TASK BRIEF - Give the number of lines holding the string "JSON" and nothing more.

Figure record extracts -
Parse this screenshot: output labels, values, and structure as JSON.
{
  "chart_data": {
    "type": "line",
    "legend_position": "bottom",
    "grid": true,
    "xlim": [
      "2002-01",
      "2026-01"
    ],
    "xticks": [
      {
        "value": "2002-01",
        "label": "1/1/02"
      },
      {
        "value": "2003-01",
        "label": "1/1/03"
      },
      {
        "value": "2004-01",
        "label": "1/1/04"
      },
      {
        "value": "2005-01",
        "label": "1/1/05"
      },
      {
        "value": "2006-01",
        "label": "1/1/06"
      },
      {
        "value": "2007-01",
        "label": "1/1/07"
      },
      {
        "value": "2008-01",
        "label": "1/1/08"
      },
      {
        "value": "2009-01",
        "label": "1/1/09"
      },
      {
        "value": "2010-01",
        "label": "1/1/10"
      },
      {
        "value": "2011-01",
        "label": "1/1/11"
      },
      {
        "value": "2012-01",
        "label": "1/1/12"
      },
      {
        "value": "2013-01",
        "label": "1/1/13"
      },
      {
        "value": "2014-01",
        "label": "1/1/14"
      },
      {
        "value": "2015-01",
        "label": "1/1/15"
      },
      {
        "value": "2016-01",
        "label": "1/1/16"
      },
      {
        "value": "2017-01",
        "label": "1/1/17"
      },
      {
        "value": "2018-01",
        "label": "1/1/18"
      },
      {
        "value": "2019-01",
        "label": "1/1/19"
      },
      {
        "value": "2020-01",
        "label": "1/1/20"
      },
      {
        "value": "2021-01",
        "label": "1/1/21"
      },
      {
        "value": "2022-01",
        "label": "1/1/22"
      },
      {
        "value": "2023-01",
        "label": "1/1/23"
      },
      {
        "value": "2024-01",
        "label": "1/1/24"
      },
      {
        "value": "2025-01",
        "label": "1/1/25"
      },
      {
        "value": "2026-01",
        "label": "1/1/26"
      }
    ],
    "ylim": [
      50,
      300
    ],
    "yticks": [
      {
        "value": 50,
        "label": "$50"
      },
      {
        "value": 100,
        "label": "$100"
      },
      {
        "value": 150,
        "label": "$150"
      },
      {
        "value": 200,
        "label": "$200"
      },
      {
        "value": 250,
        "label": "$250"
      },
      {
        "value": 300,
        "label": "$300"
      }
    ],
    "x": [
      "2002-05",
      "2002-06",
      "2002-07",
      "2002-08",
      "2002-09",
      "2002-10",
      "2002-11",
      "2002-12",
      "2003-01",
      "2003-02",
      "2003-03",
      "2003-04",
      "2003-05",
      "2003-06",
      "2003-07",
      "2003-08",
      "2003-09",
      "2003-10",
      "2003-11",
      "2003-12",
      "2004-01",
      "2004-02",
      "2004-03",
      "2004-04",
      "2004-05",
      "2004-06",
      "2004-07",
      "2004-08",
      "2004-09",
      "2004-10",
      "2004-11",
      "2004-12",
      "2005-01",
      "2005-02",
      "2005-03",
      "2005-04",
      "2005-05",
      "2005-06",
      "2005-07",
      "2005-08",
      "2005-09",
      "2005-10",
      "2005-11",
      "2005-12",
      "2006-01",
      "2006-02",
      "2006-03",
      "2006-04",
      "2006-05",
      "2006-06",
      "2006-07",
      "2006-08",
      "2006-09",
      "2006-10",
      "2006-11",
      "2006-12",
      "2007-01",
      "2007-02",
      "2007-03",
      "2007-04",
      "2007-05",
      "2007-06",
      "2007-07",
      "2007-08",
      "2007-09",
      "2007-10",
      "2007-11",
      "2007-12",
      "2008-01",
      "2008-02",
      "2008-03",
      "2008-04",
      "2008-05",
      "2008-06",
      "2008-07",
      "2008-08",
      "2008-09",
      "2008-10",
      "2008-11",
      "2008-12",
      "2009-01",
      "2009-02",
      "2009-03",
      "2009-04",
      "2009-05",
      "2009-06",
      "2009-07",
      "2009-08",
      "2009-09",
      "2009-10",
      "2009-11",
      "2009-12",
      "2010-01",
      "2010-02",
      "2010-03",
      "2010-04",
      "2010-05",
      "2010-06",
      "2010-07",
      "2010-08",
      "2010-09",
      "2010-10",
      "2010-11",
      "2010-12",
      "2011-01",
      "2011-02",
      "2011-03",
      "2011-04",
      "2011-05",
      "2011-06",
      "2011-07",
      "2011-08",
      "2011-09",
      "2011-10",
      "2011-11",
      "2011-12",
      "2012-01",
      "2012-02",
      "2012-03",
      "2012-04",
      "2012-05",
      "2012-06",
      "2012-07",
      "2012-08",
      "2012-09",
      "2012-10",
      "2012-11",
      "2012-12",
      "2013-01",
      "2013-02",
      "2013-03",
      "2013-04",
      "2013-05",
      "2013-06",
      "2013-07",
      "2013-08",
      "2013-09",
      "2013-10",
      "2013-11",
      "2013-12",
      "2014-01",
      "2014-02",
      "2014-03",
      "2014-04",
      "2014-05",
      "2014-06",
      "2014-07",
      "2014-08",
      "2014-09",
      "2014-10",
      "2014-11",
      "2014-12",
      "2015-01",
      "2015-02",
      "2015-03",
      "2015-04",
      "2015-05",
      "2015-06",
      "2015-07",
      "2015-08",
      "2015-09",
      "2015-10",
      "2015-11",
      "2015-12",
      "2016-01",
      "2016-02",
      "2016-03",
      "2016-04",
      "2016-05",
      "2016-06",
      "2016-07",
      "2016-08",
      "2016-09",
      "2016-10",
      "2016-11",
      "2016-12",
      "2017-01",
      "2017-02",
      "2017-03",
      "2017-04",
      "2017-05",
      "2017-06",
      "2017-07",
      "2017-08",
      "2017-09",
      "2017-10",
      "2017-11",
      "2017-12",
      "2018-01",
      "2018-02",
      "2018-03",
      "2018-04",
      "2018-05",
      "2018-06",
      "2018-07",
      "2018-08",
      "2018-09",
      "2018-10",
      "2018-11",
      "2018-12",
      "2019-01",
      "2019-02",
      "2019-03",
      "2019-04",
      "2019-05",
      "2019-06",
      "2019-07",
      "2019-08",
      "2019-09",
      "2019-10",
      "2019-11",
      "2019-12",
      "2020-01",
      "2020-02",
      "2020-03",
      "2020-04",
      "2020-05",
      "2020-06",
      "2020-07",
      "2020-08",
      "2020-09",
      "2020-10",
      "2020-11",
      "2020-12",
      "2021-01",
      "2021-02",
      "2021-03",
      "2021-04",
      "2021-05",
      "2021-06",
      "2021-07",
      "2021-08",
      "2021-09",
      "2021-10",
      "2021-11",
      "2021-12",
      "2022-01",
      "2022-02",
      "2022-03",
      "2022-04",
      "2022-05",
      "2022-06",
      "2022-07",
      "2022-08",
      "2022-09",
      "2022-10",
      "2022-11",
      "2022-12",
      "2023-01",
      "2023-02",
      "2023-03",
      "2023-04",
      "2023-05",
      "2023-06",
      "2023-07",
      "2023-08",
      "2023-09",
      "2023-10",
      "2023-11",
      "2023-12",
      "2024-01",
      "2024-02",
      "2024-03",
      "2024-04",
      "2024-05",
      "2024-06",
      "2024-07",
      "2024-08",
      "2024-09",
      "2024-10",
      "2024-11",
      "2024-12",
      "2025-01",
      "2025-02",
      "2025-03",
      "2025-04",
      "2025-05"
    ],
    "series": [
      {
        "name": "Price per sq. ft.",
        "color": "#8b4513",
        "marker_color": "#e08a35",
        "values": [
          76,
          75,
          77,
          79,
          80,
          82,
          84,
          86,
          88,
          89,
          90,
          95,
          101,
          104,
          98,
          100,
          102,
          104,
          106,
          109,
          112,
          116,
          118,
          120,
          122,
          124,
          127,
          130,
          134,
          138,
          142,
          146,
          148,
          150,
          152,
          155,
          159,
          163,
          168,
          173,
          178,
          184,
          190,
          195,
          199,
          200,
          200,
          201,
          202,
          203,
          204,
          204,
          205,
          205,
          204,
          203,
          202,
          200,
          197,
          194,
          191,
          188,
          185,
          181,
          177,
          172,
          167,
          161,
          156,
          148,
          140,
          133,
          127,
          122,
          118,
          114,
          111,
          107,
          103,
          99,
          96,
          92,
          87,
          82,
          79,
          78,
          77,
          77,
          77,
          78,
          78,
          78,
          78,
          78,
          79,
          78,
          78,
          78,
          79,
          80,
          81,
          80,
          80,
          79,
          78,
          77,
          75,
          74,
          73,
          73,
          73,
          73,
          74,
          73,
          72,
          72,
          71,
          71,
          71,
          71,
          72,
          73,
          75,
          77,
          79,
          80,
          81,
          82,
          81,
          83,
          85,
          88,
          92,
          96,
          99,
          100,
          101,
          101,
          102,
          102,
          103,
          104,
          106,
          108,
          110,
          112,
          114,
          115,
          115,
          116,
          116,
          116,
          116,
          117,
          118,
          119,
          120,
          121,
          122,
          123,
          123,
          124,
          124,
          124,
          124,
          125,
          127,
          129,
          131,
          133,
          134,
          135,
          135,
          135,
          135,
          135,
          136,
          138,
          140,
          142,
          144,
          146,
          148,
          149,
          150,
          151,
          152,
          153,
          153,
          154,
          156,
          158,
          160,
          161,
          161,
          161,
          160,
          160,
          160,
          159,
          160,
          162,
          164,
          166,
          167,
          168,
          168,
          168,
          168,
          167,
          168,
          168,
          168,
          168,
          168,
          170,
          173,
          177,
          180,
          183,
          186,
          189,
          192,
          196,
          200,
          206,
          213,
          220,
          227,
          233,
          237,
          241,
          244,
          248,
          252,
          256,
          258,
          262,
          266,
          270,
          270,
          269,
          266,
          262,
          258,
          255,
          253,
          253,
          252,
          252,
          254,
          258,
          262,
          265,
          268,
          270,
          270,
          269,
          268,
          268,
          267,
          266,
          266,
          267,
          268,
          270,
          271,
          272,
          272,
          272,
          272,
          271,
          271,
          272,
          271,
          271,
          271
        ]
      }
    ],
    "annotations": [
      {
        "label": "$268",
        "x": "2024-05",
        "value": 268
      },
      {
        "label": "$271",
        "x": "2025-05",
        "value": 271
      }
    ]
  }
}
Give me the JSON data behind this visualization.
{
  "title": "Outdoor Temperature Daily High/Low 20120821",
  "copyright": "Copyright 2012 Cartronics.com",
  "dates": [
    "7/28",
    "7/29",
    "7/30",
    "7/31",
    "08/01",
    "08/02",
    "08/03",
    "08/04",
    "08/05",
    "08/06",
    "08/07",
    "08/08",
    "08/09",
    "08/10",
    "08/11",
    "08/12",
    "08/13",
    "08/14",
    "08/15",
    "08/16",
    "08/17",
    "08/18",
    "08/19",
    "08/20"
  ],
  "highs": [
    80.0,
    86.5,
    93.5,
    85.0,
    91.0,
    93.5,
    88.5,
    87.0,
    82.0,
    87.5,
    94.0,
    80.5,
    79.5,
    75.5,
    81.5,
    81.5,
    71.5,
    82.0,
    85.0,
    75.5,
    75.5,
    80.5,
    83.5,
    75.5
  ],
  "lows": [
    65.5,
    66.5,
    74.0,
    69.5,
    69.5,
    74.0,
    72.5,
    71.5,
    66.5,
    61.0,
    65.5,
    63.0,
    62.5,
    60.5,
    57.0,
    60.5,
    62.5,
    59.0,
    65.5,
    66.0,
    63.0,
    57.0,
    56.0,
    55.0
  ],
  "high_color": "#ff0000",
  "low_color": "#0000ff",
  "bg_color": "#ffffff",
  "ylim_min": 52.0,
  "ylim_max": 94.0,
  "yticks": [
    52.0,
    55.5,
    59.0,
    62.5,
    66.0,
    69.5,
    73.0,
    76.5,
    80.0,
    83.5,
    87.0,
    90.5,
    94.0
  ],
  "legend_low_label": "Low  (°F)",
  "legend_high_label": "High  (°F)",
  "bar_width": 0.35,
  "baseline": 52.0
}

CORRECT OUTPUT - 2